[Element and coordinate listing]
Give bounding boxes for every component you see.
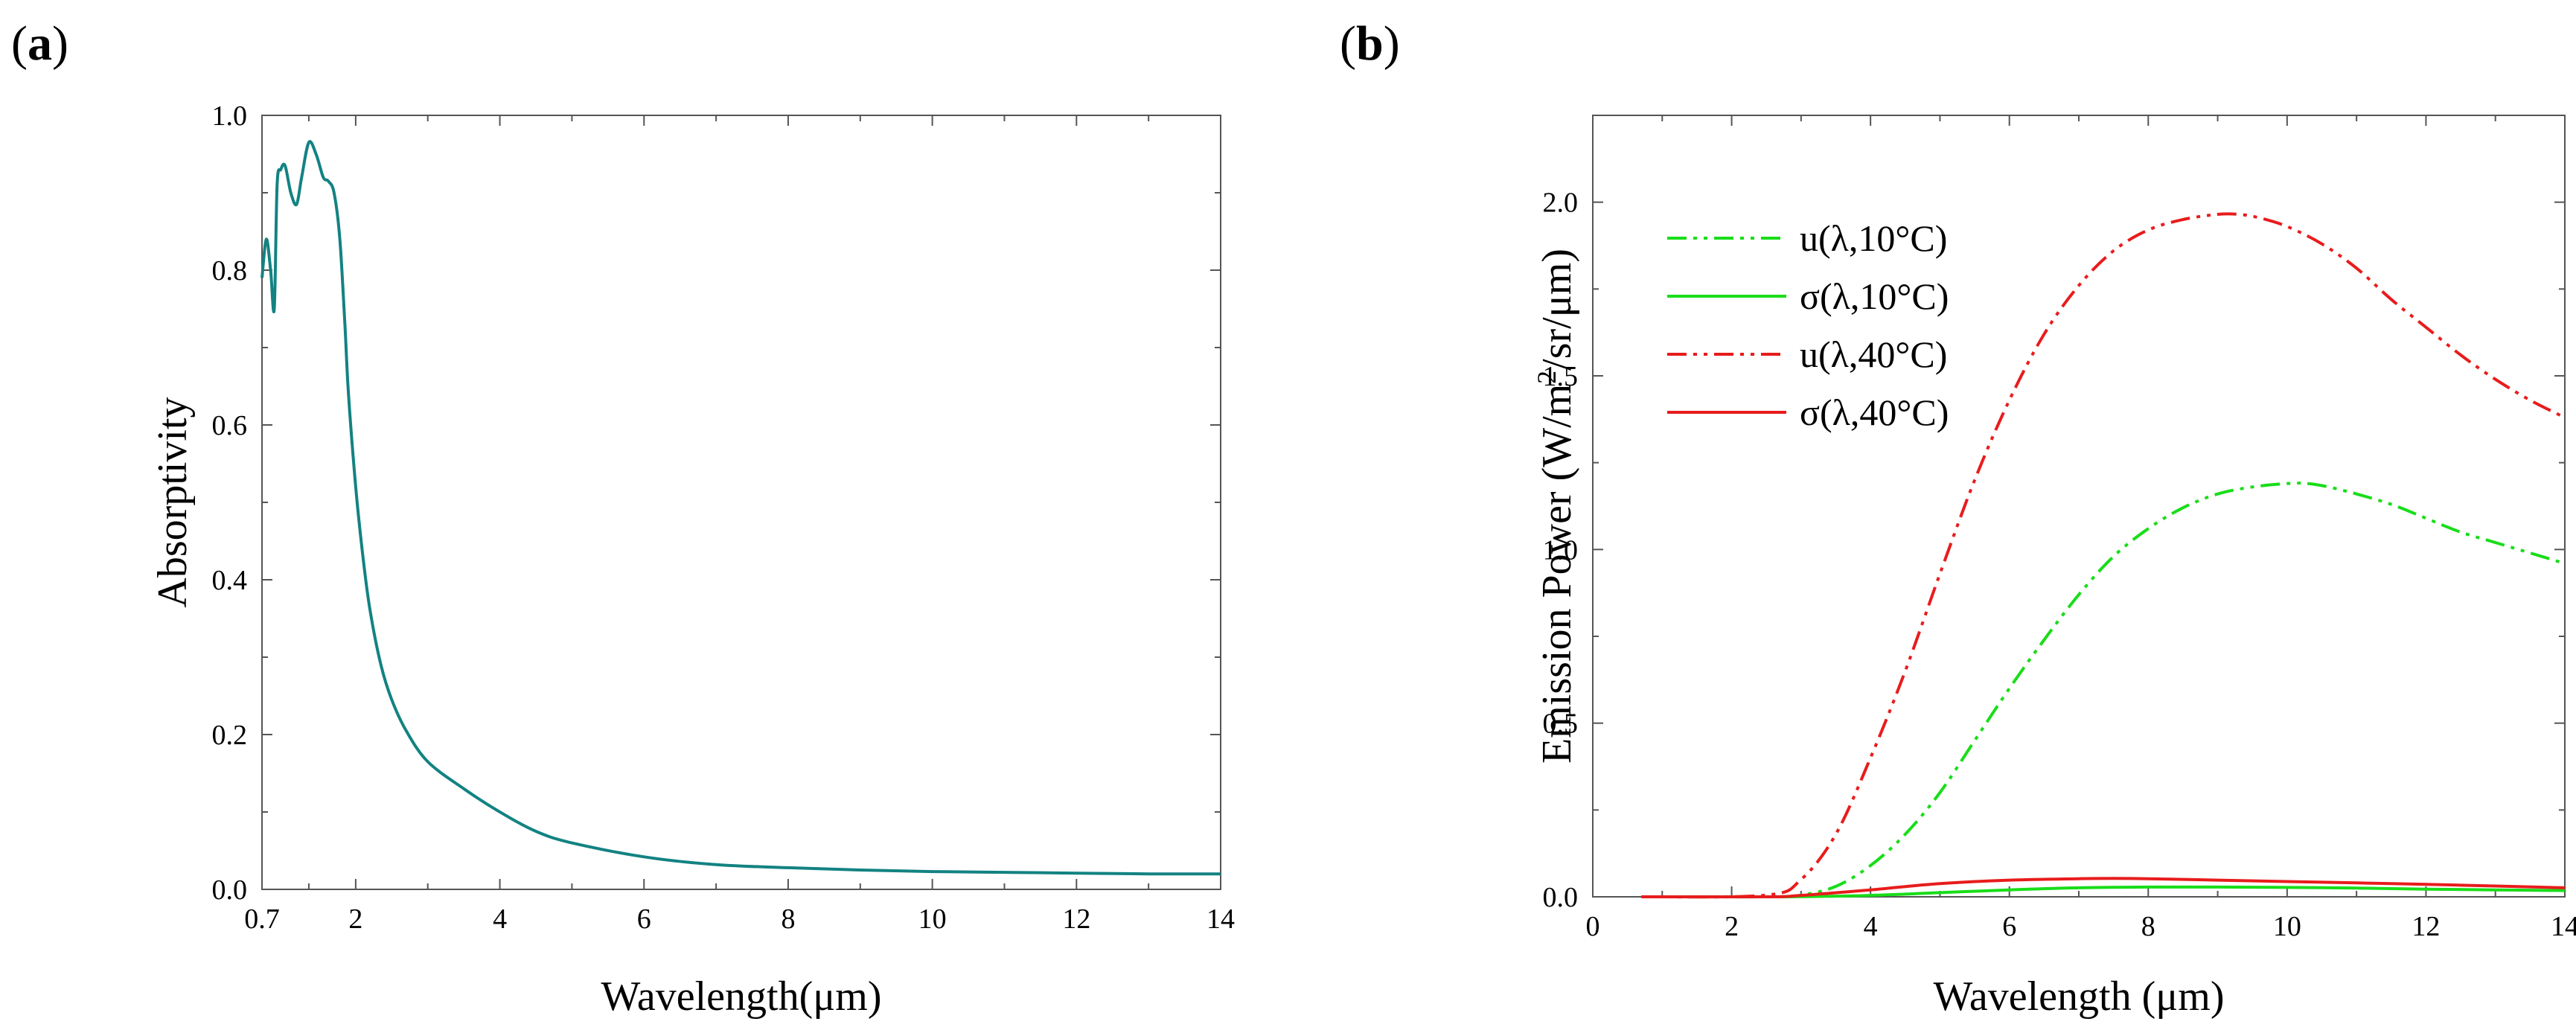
panel-a-x-tick-label: 10 — [918, 904, 947, 935]
panel-b-y-tick-label: 0.5 — [1543, 709, 1579, 740]
panel-a-y-tick-label: 0.2 — [212, 720, 248, 751]
panel-b-x-tick-label: 2 — [1725, 911, 1739, 942]
legend-label-1: u(λ,10°C) — [1800, 217, 1947, 259]
panel-a-series-line-1 — [261, 140, 1221, 876]
panel-a-series — [261, 140, 1221, 876]
panel-a-x-tick-labels: 0.7 2 4 6 8 10 12 14 — [244, 904, 1235, 935]
legend-label-4: σ(λ,40°C) — [1800, 391, 1949, 433]
panel-b-series-line-3 — [1641, 212, 2566, 899]
panel-a-y-tick-label: 0.6 — [212, 410, 248, 441]
panel-a-x-tick-label: 6 — [637, 904, 651, 935]
panel-a-ticks — [261, 115, 1221, 890]
panel-a-x-tick-label: 2 — [348, 904, 362, 935]
panel-b-x-tick-label: 6 — [2002, 911, 2016, 942]
panel-b-x-tick-label: 14 — [2551, 911, 2576, 942]
panel-a-y-axis-title: Absorptivity — [150, 397, 196, 607]
panel-a-x-tick-label: 4 — [493, 904, 507, 935]
panel-a-y-tick-labels: 0.0 0.2 0.4 0.6 0.8 1.0 — [212, 100, 248, 906]
panel-b-x-tick-label: 0 — [1586, 911, 1600, 942]
panel-b-y-tick-label: 1.0 — [1543, 534, 1579, 566]
panel-b-x-tick-label: 4 — [1864, 911, 1878, 942]
panel-b-y-tick-label: 0.0 — [1543, 882, 1579, 913]
panel-a-label: (a) — [11, 16, 68, 71]
panel-b-ticks — [1592, 115, 2566, 898]
panel-a-x-tick-label: 0.7 — [244, 904, 280, 935]
panel-b-plot-frame — [1592, 115, 2566, 898]
panel-b-y-axis-title-superscript: 2 — [1532, 371, 1562, 384]
panel-b-x-tick-label: 12 — [2412, 911, 2440, 942]
panel-b-series-line-1 — [1641, 482, 2566, 899]
panel-b-x-axis-title: Wavelength (μm) — [1934, 973, 2225, 1020]
panel-a-x-tick-label: 8 — [781, 904, 795, 935]
panel-b-label: (b) — [1340, 16, 1400, 71]
panel-a-x-tick-label: 12 — [1062, 904, 1090, 935]
panel-b-y-axis-title-main: Emission Power (W/m — [1534, 384, 1580, 764]
panel-b-series — [1641, 212, 2566, 899]
panel-b-x-tick-labels: 0 2 4 6 8 10 12 14 — [1586, 911, 2576, 942]
panel-a-y-tick-label: 0.0 — [212, 874, 248, 906]
panel-a-x-axis-title: Wavelength(μm) — [601, 973, 882, 1020]
panel-b-y-tick-labels: 0.0 0.5 1.0 1.5 2.0 — [1543, 188, 1579, 913]
panel-a: (a) 0.7 2 4 6 8 10 12 14 0.0 0.2 0.4 0.6 0.8 1.0 Wav… — [11, 16, 1235, 1020]
panel-b: (b) 0 2 4 6 8 10 12 14 0.0 0.5 1.0 1.5 2.0 u(λ,10°C… — [1340, 16, 2576, 1020]
panel-b-y-tick-label: 1.5 — [1543, 361, 1579, 392]
panel-b-y-axis-title-tail: /sr/μm) — [1534, 249, 1580, 371]
panel-b-y-tick-label: 2.0 — [1543, 188, 1579, 219]
panel-a-plot-frame — [261, 115, 1221, 890]
panel-b-series-line-4 — [1641, 877, 2566, 899]
panel-b-legend: u(λ,10°C) σ(λ,10°C) u(λ,40°C) σ(λ,40°C) — [1667, 217, 1949, 433]
panel-a-y-tick-label: 0.4 — [212, 565, 248, 596]
legend-label-3: u(λ,40°C) — [1800, 333, 1947, 375]
panel-a-x-tick-label: 14 — [1206, 904, 1235, 935]
panel-b-x-tick-label: 10 — [2273, 911, 2301, 942]
legend-label-2: σ(λ,10°C) — [1800, 275, 1949, 317]
panel-a-y-tick-label: 0.8 — [212, 255, 248, 287]
panel-b-x-tick-label: 8 — [2141, 911, 2155, 942]
panel-a-y-tick-label: 1.0 — [212, 100, 248, 132]
panel-b-y-axis-title: Emission Power (W/m2/sr/μm) — [1532, 249, 1580, 764]
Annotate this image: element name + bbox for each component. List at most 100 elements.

* What needs to be done *
Render every line of the listing above as a JSON list of strings, one string per line, omitting blank lines and leaving out the pictures.

* Worked solution *
[
  "Give bounding boxes for every component you see.",
  "panel-a-x-tick-label: 10 — [918, 904, 947, 935]",
  "panel-b-y-tick-label: 0.5 — [1543, 709, 1579, 740]",
  "panel-a-y-tick-label: 0.2 — [212, 720, 248, 751]",
  "panel-b-x-tick-label: 2 — [1725, 911, 1739, 942]",
  "legend-label-1: u(λ,10°C) — [1800, 217, 1947, 259]",
  "panel-a-series-line-1 — [261, 140, 1221, 876]",
  "panel-a-series — [261, 140, 1221, 876]",
  "panel-a-x-tick-labels: 0.7 2 4 6 8 10 12 14 — [244, 904, 1235, 935]",
  "legend-label-4: σ(λ,40°C) — [1800, 391, 1949, 433]",
  "panel-b-series-line-3 — [1641, 212, 2566, 899]",
  "panel-a-y-tick-label: 0.6 — [212, 410, 248, 441]",
  "panel-a-x-tick-label: 6 — [637, 904, 651, 935]",
  "panel-a-ticks — [261, 115, 1221, 890]",
  "panel-a-x-tick-label: 2 — [348, 904, 362, 935]",
  "panel-b-x-tick-label: 6 — [2002, 911, 2016, 942]",
  "panel-b-x-tick-label: 14 — [2551, 911, 2576, 942]",
  "panel-a-y-axis-title: Absorptivity — [150, 397, 196, 607]",
  "panel-a-x-tick-label: 4 — [493, 904, 507, 935]",
  "panel-a-y-tick-labels: 0.0 0.2 0.4 0.6 0.8 1.0 — [212, 100, 248, 906]",
  "panel-b-x-tick-label: 0 — [1586, 911, 1600, 942]",
  "panel-b-y-tick-label: 1.0 — [1543, 534, 1579, 566]",
  "panel-b-x-tick-label: 4 — [1864, 911, 1878, 942]",
  "panel-b-y-tick-label: 0.0 — [1543, 882, 1579, 913]",
  "panel-a-label: (a) — [11, 16, 68, 71]",
  "panel-b-ticks — [1592, 115, 2566, 898]",
  "panel-a-x-tick-label: 0.7 — [244, 904, 280, 935]",
  "panel-b-plot-frame — [1592, 115, 2566, 898]",
  "panel-b-y-axis-title-superscript: 2 — [1532, 371, 1562, 384]",
  "panel-b-x-tick-label: 12 — [2412, 911, 2440, 942]",
  "panel-b-series-line-1 — [1641, 482, 2566, 899]",
  "panel-b-x-axis-title: Wavelength (μm) — [1934, 973, 2225, 1020]",
  "panel-a-x-tick-label: 8 — [781, 904, 795, 935]",
  "panel-b-label: (b) — [1340, 16, 1400, 71]",
  "panel-a-x-tick-label: 12 — [1062, 904, 1090, 935]",
  "panel-b-y-axis-title-main: Emission Power (W/m — [1534, 384, 1580, 764]",
  "panel-b-series — [1641, 212, 2566, 899]",
  "panel-b-x-tick-labels: 0 2 4 6 8 10 12 14 — [1586, 911, 2576, 942]",
  "panel-a-y-tick-label: 0.0 — [212, 874, 248, 906]",
  "panel-a-x-axis-title: Wavelength(μm) — [601, 973, 882, 1020]",
  "panel-b-y-tick-labels: 0.0 0.5 1.0 1.5 2.0 — [1543, 188, 1579, 913]",
  "panel-a: (a) 0.7 2 4 6 8 10 12 14 0.0 0.2 0.4 0.6 0.8 1.0 Wav… — [11, 16, 1235, 1020]",
  "panel-b: (b) 0 2 4 6 8 10 12 14 0.0 0.5 1.0 1.5 2.0 u(λ,10°C… — [1340, 16, 2576, 1020]",
  "panel-b-y-tick-label: 1.5 — [1543, 361, 1579, 392]",
  "panel-b-y-axis-title-tail: /sr/μm) — [1534, 249, 1580, 371]",
  "panel-b-y-tick-label: 2.0 — [1543, 188, 1579, 219]",
  "panel-a-plot-frame — [261, 115, 1221, 890]",
  "panel-b-series-line-4 — [1641, 877, 2566, 899]",
  "panel-b-legend: u(λ,10°C) σ(λ,10°C) u(λ,40°C) σ(λ,40°C) — [1667, 217, 1949, 433]",
  "panel-a-y-tick-label: 0.4 — [212, 565, 248, 596]",
  "legend-label-3: u(λ,40°C) — [1800, 333, 1947, 375]",
  "panel-a-x-tick-label: 14 — [1206, 904, 1235, 935]",
  "panel-b-x-tick-label: 10 — [2273, 911, 2301, 942]",
  "legend-label-2: σ(λ,10°C) — [1800, 275, 1949, 317]",
  "panel-a-y-tick-label: 0.8 — [212, 255, 248, 287]",
  "panel-b-x-tick-label: 8 — [2141, 911, 2155, 942]",
  "panel-a-y-tick-label: 1.0 — [212, 100, 248, 132]",
  "panel-b-y-axis-title: Emission Power (W/m2/sr/μm) — [1532, 249, 1580, 764]",
  "Annotate this image: element name + bbox for each component. List at most 100 elements."
]